THE TASK ▸
In the data below, find every line that has the string "label", and copy it.
--- Begin TASK MATERIAL ---
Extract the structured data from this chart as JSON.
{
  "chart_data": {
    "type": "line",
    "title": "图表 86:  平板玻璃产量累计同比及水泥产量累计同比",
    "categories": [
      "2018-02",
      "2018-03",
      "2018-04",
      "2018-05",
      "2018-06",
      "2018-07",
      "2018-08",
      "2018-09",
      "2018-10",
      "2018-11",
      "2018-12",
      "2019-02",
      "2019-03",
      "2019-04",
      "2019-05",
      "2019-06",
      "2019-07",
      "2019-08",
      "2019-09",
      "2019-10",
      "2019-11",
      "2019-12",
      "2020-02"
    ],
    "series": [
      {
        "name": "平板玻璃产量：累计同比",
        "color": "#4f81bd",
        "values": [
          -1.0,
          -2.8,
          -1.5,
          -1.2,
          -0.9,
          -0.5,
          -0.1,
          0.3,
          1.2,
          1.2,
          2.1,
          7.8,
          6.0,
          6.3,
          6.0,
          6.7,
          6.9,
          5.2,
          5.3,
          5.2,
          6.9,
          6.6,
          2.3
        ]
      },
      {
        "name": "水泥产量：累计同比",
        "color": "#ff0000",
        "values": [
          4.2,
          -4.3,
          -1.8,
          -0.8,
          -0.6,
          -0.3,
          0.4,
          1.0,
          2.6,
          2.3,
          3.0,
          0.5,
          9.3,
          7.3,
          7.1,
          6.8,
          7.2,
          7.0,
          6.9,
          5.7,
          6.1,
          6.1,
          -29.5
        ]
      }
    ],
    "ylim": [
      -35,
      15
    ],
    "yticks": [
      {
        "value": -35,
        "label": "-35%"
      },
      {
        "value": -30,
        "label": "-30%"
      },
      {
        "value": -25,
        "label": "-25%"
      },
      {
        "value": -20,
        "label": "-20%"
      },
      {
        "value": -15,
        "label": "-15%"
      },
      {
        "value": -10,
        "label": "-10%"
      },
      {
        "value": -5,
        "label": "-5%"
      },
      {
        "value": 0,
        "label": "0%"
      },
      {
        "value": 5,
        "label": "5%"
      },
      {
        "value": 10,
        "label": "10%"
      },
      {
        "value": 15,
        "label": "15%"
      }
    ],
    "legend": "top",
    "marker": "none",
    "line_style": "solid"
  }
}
--- End TASK MATERIAL ---
FINISHED TASK ▸
        "label": "-35%"
        "label": "-30%"
        "label": "-25%"
        "label": "-20%"
        "label": "-15%"
        "label": "-10%"
        "label": "-5%"
        "label": "0%"
        "label": "5%"
        "label": "10%"
        "label": "15%"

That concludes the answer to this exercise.